* **What the task requires**
In the entries below, find every line with "number" and copy it.

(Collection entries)
-------
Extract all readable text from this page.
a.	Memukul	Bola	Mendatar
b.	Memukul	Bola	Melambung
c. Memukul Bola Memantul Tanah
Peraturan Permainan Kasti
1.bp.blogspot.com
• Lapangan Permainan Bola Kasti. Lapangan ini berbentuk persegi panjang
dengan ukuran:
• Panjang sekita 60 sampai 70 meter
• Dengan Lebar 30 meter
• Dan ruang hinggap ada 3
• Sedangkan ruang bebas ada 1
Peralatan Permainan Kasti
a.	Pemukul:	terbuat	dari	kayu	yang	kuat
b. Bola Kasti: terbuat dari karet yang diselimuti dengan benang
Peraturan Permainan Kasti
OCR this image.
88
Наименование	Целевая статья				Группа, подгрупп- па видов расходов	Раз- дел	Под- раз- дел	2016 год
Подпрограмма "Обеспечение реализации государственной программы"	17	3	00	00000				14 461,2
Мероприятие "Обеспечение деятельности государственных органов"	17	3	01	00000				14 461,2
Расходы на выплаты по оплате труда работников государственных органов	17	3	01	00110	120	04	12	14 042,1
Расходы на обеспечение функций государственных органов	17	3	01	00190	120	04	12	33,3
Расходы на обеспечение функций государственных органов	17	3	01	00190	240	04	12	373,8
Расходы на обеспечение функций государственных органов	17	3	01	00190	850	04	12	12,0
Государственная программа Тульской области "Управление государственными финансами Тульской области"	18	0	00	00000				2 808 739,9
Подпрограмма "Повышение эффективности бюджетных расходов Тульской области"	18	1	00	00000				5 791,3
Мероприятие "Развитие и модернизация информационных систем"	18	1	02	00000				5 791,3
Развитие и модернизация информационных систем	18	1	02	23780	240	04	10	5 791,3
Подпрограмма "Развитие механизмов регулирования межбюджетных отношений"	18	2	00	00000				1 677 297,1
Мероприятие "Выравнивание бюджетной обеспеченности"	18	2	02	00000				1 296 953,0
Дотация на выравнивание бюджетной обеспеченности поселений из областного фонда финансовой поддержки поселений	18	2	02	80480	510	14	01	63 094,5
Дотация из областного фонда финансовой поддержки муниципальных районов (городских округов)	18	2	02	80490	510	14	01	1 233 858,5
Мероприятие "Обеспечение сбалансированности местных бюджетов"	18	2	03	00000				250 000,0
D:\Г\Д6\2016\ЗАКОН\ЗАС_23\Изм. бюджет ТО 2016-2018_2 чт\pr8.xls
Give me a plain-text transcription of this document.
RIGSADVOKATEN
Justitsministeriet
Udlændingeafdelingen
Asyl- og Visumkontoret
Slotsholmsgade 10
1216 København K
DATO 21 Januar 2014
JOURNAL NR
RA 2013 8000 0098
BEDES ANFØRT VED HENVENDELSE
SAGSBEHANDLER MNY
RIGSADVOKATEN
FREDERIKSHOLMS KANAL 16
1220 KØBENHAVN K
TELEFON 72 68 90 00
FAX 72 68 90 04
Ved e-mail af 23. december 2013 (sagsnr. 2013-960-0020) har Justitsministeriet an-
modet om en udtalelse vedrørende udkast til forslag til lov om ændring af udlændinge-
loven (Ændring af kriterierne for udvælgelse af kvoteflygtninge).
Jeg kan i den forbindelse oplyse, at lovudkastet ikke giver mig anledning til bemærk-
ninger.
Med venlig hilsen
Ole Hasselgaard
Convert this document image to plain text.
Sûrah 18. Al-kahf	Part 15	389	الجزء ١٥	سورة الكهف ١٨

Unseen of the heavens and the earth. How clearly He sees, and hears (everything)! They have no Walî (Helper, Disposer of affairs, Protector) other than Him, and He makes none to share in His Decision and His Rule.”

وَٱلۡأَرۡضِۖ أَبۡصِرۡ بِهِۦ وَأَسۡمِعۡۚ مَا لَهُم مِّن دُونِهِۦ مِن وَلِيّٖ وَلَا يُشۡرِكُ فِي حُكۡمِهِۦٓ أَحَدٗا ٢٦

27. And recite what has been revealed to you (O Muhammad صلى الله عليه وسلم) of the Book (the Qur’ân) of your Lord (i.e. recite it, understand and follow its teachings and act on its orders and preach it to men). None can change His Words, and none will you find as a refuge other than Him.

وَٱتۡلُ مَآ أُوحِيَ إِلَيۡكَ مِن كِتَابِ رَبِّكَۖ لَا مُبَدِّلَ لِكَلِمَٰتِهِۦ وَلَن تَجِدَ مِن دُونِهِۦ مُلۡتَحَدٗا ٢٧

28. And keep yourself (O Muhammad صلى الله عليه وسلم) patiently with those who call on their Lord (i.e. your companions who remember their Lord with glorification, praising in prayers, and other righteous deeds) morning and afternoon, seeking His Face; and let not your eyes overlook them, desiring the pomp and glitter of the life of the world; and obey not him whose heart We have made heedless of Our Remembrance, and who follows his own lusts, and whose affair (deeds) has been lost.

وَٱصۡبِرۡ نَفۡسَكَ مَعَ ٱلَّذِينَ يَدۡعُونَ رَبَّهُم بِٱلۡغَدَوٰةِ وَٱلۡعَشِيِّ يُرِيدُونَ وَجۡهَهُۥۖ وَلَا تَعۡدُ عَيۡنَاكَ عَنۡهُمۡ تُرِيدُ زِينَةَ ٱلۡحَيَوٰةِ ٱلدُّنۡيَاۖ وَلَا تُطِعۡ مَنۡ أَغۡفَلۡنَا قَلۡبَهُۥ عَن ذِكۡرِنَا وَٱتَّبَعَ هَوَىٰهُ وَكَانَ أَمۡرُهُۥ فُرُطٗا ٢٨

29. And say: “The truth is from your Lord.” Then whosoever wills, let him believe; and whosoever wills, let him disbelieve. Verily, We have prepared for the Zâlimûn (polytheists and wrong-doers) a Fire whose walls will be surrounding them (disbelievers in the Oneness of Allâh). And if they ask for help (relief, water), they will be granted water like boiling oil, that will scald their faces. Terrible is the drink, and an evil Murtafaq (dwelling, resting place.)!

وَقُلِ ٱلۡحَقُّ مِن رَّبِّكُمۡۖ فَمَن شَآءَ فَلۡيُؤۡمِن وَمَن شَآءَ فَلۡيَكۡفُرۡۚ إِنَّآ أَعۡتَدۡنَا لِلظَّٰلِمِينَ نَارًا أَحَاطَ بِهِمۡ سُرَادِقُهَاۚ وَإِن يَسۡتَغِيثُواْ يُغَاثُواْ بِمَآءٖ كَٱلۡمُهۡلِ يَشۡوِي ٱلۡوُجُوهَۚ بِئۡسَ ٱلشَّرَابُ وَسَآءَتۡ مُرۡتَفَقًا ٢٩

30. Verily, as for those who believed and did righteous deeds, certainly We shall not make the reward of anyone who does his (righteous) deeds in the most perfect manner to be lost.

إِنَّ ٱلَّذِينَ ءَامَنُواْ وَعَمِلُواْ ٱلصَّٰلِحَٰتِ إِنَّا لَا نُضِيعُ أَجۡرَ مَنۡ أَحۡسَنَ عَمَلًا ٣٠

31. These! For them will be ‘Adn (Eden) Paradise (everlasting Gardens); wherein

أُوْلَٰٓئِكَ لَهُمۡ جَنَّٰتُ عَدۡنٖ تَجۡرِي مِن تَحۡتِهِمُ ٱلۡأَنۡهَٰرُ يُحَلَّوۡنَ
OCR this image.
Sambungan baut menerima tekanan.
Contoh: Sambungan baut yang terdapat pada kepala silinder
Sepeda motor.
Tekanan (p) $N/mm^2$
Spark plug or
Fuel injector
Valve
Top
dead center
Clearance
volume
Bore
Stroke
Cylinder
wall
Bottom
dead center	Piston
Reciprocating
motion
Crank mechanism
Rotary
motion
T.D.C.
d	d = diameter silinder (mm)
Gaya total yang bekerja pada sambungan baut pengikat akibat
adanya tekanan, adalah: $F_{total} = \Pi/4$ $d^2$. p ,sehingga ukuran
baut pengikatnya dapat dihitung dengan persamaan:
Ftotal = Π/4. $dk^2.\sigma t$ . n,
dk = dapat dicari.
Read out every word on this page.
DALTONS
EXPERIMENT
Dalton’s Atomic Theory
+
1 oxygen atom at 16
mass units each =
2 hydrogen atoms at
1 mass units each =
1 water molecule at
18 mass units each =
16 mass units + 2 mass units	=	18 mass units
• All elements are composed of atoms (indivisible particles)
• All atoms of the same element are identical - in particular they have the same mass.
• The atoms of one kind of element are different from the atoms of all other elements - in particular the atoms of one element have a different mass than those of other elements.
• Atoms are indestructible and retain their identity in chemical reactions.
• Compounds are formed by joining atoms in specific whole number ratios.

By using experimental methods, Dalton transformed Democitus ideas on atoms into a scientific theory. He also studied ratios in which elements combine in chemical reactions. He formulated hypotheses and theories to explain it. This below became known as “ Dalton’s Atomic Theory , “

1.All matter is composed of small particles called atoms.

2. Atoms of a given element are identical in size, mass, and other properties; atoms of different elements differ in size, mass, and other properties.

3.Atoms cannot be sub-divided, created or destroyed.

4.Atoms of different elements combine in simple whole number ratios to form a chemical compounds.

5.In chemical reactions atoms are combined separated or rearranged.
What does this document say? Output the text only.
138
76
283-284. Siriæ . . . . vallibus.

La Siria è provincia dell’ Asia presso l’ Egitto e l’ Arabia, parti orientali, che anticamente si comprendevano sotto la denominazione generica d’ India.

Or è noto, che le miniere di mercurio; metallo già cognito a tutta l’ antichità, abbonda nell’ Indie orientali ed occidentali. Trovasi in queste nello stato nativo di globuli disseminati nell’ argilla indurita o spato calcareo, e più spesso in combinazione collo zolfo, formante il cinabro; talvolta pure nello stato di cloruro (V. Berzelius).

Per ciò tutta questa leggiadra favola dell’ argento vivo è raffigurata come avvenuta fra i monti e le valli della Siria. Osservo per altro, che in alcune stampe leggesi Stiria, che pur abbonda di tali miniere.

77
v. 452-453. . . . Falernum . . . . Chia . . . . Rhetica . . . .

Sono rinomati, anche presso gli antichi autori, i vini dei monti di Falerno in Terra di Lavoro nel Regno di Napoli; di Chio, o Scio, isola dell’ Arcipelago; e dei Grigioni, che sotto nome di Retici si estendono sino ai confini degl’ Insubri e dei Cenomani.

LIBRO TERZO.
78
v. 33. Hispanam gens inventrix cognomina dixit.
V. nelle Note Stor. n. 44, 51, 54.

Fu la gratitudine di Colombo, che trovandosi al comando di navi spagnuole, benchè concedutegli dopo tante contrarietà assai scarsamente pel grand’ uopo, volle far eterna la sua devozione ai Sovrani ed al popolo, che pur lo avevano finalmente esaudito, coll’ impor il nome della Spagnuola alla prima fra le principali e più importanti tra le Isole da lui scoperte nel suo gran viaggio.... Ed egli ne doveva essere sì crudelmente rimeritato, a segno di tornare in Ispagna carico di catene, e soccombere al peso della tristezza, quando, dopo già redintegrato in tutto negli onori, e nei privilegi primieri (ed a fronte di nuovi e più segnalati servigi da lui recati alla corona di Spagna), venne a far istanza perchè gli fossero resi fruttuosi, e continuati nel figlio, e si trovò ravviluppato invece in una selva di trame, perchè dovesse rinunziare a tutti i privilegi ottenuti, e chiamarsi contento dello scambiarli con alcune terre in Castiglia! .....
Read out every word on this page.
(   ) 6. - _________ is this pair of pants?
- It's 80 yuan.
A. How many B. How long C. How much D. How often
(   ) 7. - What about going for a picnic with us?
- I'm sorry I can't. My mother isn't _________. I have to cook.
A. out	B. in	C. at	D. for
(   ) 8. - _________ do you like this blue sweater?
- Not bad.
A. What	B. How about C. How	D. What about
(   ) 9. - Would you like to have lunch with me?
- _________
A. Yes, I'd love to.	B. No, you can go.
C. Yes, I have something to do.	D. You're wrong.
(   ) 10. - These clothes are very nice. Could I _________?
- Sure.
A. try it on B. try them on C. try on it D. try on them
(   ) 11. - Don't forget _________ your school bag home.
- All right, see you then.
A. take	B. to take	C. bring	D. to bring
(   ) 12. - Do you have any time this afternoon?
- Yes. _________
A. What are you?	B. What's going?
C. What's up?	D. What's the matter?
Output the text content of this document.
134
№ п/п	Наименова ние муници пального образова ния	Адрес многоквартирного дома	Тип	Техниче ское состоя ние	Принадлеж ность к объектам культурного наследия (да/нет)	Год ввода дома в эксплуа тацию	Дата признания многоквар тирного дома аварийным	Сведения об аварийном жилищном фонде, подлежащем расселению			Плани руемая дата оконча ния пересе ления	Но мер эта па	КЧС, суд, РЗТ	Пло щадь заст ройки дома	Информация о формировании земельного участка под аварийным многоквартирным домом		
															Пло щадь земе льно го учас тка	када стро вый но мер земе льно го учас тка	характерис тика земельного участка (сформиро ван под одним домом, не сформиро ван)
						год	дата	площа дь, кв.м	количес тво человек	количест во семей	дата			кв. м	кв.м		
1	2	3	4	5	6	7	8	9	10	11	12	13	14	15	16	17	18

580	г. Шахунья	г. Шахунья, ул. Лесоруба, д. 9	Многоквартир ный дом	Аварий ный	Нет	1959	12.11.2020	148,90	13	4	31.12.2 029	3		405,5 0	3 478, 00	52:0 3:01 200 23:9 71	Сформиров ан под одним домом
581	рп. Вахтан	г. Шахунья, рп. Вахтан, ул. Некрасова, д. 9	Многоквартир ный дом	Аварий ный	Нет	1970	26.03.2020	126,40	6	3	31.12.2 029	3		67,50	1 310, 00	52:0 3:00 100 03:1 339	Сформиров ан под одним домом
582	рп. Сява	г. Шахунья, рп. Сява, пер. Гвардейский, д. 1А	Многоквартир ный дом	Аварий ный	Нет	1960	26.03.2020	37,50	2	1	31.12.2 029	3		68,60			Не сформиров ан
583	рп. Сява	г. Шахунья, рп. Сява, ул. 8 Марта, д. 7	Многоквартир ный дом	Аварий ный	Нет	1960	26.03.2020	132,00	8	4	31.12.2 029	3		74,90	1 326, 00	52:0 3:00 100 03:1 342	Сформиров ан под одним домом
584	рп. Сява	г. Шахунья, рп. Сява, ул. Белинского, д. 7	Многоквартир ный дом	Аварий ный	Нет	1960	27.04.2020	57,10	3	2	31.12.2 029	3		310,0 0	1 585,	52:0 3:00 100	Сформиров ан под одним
-------
* **The completed task**
• Compounds are formed by joining atoms in specific whole number ratios.
4.Atoms of different elements combine in simple whole number ratios to form a chemical compounds.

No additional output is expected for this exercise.